▶ [Exercise prompt]: All lines featuring the string "Extract" are to be listed.

****************

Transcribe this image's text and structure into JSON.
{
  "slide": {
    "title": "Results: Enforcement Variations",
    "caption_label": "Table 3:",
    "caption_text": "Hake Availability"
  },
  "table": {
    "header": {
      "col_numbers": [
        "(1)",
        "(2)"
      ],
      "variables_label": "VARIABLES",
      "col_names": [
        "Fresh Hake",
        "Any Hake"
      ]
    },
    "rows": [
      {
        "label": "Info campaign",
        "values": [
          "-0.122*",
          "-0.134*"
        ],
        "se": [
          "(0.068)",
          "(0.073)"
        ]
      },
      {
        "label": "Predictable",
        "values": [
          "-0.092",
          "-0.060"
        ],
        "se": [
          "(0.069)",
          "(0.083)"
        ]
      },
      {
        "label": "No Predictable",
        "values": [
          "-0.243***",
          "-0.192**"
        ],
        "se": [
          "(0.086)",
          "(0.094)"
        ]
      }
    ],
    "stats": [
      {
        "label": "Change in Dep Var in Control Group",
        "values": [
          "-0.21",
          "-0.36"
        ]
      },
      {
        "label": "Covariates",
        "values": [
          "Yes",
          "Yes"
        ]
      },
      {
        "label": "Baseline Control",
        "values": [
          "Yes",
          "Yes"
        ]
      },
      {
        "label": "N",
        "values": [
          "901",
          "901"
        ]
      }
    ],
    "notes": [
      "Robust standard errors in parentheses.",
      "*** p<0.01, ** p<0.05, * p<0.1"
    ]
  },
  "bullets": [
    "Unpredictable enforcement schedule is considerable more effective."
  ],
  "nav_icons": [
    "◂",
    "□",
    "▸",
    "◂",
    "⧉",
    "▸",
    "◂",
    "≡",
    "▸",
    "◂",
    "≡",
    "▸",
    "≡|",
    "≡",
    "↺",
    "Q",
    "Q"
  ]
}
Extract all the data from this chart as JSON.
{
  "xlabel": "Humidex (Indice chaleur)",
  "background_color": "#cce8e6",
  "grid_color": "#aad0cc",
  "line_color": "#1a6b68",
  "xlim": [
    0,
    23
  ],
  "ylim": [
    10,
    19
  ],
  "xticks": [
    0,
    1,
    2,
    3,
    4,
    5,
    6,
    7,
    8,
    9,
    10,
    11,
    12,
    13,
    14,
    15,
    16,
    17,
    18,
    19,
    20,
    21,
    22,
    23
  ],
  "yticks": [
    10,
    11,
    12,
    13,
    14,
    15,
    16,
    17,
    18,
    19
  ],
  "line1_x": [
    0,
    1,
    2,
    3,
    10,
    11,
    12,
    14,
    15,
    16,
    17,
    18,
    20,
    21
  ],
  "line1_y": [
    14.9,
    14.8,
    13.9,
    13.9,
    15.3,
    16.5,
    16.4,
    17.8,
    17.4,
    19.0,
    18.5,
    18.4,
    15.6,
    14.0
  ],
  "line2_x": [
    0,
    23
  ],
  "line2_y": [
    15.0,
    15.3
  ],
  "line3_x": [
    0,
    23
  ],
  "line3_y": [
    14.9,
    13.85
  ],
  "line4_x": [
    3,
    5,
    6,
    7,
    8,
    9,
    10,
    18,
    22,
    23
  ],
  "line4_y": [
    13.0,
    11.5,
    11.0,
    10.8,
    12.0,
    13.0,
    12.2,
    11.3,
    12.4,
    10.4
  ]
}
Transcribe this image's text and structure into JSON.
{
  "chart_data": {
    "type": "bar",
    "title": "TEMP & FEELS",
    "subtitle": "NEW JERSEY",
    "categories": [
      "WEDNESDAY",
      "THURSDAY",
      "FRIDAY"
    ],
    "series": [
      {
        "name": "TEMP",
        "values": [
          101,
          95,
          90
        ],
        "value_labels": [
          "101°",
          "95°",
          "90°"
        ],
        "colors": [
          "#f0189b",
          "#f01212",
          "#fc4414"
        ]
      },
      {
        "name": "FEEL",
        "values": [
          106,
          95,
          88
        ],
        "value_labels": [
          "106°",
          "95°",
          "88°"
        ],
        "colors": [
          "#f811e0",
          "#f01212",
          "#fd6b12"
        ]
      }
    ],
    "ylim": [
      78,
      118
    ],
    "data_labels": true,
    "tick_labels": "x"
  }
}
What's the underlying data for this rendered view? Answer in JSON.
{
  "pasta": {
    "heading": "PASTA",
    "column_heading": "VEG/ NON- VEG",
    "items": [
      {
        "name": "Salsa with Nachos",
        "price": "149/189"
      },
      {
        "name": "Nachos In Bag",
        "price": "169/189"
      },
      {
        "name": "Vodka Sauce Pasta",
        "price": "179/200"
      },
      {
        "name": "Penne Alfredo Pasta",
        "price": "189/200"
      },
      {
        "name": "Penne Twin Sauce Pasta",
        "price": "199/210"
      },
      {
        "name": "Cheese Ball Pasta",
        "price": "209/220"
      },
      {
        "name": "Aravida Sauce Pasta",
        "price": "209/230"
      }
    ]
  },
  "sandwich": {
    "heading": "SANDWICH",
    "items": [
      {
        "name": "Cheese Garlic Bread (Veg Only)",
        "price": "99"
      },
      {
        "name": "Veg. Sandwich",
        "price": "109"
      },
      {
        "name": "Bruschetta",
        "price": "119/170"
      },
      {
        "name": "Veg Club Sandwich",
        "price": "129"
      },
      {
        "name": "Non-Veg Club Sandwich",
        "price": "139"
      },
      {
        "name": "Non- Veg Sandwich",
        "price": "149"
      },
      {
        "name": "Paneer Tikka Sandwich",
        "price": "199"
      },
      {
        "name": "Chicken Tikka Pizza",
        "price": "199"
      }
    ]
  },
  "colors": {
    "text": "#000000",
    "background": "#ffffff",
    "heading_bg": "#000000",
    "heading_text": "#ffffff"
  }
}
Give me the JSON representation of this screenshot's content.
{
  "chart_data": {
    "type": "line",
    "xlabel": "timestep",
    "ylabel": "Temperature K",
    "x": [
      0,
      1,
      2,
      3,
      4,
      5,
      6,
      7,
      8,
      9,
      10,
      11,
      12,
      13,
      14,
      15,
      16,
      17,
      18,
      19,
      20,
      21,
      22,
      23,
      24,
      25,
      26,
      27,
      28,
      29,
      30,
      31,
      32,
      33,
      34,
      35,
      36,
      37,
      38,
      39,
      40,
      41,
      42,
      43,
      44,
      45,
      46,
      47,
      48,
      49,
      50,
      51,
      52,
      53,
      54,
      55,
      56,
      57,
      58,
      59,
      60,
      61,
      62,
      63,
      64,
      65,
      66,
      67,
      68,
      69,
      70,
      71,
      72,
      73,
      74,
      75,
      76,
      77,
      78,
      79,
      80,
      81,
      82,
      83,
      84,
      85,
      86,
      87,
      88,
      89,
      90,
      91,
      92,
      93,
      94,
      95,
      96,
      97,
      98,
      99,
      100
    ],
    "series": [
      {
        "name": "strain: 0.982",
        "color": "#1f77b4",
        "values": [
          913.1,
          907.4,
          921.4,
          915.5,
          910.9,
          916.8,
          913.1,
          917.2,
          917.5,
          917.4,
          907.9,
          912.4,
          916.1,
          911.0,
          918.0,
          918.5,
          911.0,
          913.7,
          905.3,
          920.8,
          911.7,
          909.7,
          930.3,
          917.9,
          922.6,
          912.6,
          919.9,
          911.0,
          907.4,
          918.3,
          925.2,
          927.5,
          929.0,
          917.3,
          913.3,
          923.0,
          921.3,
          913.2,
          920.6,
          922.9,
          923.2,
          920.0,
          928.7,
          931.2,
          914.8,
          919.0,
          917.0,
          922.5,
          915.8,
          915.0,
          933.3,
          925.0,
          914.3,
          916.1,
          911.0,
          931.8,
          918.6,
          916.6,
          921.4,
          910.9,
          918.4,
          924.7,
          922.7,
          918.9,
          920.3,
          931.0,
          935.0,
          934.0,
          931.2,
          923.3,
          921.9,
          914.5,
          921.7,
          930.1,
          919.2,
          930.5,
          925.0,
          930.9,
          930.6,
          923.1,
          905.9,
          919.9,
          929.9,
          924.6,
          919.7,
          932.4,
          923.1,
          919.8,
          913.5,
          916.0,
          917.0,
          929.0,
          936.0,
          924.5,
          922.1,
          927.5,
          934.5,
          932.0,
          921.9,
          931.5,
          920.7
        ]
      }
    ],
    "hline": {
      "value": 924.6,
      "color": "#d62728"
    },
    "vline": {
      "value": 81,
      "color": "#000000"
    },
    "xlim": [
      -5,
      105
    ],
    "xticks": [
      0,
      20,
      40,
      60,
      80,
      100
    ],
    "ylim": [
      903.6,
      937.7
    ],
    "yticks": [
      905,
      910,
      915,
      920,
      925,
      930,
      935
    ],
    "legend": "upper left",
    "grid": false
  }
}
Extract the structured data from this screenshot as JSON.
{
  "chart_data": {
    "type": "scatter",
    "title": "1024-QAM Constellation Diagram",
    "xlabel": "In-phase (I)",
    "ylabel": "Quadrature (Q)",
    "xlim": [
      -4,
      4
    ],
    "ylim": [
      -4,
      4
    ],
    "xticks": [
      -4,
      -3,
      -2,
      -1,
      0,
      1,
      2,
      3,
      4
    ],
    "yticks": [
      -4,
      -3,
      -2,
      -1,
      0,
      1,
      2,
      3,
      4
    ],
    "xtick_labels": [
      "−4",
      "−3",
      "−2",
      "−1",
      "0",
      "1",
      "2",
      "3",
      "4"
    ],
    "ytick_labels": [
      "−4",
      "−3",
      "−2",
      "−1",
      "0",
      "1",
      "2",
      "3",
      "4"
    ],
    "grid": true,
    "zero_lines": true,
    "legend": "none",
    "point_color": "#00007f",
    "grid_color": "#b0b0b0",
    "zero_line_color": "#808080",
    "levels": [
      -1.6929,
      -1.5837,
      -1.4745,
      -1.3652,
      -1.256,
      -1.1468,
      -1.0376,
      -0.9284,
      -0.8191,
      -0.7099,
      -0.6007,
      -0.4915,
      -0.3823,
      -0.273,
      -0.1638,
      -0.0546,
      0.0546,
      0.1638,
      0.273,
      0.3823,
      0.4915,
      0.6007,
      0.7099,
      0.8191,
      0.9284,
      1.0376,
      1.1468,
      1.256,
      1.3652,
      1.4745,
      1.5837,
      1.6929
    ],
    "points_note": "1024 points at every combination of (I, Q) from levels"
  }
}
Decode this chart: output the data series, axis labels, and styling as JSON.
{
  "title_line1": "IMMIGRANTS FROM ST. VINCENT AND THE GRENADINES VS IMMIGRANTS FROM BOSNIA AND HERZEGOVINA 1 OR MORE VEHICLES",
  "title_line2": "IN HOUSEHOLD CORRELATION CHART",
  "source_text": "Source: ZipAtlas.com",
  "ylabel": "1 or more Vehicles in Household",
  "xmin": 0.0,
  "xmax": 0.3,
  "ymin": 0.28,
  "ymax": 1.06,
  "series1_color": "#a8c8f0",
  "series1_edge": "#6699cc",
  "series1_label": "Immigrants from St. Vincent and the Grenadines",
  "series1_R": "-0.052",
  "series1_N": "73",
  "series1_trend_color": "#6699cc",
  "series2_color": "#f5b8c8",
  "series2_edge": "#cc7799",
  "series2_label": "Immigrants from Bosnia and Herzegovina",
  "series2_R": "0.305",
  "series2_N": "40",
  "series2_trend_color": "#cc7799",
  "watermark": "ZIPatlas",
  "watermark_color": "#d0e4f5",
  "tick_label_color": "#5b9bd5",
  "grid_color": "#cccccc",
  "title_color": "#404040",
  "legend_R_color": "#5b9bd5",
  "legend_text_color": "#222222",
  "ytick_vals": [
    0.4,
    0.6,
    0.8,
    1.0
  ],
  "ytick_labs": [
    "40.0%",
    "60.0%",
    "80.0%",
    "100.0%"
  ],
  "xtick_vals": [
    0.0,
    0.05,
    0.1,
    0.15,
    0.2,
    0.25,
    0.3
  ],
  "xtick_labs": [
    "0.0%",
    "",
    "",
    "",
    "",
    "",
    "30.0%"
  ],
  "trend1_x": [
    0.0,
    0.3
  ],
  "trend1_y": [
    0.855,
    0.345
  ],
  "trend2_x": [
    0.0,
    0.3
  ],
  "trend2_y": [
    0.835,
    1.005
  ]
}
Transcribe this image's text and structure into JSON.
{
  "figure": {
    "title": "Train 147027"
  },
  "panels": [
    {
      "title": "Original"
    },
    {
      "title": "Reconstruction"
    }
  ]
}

****************

▶ [Answer to this exercise]:
Extract all the data from this chart as JSON.
Extract the structured data from this screenshot as JSON.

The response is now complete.